Extracts from a graphics dataset:
★ ★ ★ ★ ★
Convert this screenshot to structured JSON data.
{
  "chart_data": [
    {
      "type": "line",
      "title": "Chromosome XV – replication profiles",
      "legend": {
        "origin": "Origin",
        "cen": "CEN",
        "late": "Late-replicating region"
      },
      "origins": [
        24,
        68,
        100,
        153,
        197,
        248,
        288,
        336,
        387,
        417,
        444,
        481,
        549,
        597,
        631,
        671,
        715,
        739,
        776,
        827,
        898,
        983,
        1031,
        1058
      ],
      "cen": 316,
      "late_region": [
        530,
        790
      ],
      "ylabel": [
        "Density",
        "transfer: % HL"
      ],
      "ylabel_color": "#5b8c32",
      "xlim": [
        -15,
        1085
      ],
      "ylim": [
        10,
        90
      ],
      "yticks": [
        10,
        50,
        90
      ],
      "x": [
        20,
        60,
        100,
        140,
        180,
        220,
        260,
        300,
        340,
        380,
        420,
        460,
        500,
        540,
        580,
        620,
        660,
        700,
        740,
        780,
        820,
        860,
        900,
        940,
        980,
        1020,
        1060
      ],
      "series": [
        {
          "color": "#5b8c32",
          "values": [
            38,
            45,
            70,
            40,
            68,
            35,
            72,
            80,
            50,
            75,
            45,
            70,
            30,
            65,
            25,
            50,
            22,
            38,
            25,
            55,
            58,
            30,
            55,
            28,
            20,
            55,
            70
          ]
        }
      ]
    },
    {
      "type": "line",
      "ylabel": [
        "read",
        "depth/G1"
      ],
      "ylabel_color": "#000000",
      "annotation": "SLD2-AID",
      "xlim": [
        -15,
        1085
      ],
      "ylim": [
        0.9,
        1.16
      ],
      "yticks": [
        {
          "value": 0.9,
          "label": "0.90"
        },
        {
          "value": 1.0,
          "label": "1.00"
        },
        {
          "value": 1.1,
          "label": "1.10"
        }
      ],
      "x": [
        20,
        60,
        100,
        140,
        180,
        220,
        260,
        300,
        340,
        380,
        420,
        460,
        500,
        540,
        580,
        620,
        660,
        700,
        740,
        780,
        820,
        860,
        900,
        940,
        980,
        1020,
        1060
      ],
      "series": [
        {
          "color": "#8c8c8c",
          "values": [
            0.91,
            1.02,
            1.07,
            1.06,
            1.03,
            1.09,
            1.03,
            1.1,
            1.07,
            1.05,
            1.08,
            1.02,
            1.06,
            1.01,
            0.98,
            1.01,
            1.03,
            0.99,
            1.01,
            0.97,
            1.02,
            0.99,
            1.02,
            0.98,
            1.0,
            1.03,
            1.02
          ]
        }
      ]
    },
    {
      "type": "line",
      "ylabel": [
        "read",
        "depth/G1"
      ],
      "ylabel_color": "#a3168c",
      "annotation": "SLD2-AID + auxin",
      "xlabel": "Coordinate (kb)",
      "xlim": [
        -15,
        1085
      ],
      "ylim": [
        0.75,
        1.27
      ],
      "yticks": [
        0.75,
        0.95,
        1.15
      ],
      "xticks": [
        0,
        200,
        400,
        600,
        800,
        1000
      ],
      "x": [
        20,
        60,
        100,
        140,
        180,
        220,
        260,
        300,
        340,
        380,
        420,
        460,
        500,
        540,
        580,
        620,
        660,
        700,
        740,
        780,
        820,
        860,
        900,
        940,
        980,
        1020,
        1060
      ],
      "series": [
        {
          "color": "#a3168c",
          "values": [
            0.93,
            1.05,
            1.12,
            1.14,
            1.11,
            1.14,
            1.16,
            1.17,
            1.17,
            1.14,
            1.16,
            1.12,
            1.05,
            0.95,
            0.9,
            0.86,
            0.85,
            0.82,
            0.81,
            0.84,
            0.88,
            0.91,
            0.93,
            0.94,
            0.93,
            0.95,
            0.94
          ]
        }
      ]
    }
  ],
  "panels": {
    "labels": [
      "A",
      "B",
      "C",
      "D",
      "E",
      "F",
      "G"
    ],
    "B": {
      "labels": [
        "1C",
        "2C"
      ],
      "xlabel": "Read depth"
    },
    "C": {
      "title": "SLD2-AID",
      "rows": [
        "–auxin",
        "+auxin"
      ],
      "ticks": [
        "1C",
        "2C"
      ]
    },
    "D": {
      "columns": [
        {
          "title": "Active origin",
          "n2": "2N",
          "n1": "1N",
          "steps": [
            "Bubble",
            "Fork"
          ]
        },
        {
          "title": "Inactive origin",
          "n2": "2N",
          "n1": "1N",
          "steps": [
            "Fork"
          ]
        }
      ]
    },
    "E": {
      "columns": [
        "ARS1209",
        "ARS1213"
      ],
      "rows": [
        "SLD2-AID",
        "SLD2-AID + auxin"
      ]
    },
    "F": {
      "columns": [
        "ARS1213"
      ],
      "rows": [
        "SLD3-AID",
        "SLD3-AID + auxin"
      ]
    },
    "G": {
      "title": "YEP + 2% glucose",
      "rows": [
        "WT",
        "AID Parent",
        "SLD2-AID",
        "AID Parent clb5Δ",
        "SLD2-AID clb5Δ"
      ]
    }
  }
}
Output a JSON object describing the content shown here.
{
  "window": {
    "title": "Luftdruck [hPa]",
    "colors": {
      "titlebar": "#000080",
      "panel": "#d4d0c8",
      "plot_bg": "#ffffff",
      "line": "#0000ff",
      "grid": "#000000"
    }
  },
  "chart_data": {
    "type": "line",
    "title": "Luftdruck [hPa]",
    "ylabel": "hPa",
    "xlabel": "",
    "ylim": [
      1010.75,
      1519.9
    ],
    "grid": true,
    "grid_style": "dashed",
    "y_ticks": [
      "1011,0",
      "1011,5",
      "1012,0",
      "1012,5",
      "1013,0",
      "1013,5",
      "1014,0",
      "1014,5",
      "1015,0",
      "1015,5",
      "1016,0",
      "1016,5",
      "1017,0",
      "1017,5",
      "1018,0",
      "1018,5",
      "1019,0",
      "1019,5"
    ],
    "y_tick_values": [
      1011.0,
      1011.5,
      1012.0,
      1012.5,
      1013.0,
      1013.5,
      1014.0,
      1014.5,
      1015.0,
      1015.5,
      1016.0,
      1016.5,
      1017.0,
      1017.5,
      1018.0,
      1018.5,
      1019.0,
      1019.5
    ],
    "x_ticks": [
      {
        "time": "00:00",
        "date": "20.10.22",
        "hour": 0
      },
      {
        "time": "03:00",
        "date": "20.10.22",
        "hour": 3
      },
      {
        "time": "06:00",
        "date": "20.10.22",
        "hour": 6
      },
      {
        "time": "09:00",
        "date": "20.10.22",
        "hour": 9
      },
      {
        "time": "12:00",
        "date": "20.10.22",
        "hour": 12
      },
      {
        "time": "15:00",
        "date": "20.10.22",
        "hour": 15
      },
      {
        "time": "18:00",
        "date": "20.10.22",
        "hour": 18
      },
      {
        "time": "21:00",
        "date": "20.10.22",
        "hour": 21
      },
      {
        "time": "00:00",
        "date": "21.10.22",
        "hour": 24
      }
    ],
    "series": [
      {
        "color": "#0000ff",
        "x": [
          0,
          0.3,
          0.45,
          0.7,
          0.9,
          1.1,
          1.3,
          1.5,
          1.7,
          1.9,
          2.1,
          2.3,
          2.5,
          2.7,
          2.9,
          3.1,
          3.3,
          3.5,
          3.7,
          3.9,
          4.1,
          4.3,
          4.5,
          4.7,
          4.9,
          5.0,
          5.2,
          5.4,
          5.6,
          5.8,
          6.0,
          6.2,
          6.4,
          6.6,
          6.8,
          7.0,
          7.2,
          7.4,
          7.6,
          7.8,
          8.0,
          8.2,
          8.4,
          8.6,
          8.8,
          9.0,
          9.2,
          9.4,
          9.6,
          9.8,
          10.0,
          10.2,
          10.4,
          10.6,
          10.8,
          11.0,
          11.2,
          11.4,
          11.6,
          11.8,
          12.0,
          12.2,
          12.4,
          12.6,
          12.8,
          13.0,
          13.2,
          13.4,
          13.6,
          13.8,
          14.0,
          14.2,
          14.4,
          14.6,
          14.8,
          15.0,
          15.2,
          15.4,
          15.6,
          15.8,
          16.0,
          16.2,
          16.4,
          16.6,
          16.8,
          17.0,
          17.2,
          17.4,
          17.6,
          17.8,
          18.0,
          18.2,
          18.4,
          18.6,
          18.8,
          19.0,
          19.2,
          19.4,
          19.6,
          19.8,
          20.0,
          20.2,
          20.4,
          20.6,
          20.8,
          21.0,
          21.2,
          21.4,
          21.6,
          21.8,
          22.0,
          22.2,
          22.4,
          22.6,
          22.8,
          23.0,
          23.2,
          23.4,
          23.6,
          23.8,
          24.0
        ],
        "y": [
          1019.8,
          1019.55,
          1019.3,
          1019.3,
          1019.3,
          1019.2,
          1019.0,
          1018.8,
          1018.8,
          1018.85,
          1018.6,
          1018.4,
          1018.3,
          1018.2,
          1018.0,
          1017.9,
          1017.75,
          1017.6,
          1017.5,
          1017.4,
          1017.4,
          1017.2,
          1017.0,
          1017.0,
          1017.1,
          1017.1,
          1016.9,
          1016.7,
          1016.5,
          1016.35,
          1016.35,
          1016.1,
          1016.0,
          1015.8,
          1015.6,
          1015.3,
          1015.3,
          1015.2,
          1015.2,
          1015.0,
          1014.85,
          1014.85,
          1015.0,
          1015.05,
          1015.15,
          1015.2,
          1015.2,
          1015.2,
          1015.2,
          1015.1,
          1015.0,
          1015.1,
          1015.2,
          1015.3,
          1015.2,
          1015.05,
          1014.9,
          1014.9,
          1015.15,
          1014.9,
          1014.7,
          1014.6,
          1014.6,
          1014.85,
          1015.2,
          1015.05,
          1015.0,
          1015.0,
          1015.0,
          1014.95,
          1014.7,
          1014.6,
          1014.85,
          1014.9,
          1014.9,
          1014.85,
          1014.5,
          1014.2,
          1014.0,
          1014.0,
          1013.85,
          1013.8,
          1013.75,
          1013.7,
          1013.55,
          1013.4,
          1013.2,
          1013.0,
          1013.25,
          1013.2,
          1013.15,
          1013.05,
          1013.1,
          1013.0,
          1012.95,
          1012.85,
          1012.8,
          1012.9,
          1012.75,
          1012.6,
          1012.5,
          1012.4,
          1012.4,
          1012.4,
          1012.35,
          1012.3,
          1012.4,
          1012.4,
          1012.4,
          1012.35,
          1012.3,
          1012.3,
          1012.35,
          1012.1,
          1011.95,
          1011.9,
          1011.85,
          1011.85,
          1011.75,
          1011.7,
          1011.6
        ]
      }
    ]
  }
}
★ ★ ★ ★ ★
TASK PROMPT — Copy each line of the preceding data that contains the string "auxin".

THE OUTPUT —
      "annotation": "SLD2-AID + auxin",
        "–auxin",
        "+auxin"
        "SLD2-AID + auxin"
        "SLD3-AID + auxin"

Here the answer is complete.